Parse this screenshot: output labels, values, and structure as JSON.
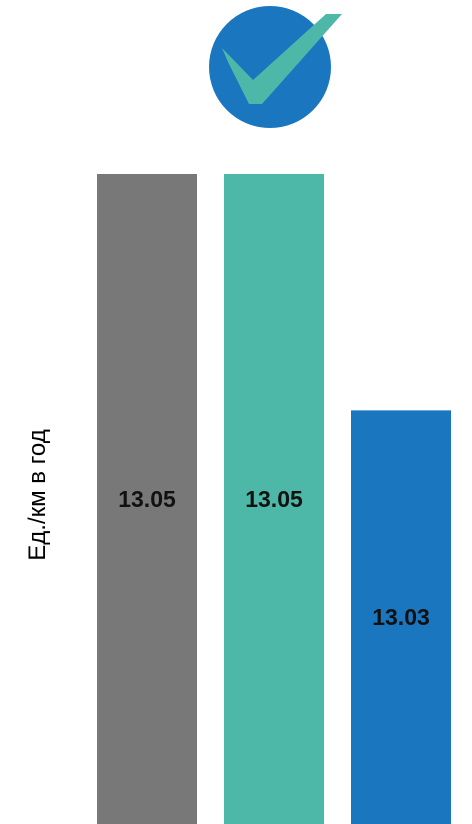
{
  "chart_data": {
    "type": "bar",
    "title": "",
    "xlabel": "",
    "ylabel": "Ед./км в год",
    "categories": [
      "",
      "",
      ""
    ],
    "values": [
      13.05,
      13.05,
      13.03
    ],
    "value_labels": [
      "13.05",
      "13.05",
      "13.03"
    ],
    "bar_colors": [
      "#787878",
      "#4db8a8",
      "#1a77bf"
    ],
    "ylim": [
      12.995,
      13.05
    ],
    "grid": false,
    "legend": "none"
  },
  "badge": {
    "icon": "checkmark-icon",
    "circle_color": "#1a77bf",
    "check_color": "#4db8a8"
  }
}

——————

Take the data above and repeat it exactly, leaving each picture out.

Parse this screenshot: output labels, values, and structure as JSON.
{
  "chart_data": {
    "type": "bar",
    "title": "",
    "xlabel": "",
    "ylabel": "Ед./км в год",
    "categories": [
      "",
      "",
      ""
    ],
    "values": [
      13.05,
      13.05,
      13.03
    ],
    "value_labels": [
      "13.05",
      "13.05",
      "13.03"
    ],
    "bar_colors": [
      "#787878",
      "#4db8a8",
      "#1a77bf"
    ],
    "ylim": [
      12.995,
      13.05
    ],
    "grid": false,
    "legend": "none"
  },
  "badge": {
    "icon": "checkmark-icon",
    "circle_color": "#1a77bf",
    "check_color": "#4db8a8"
  }
}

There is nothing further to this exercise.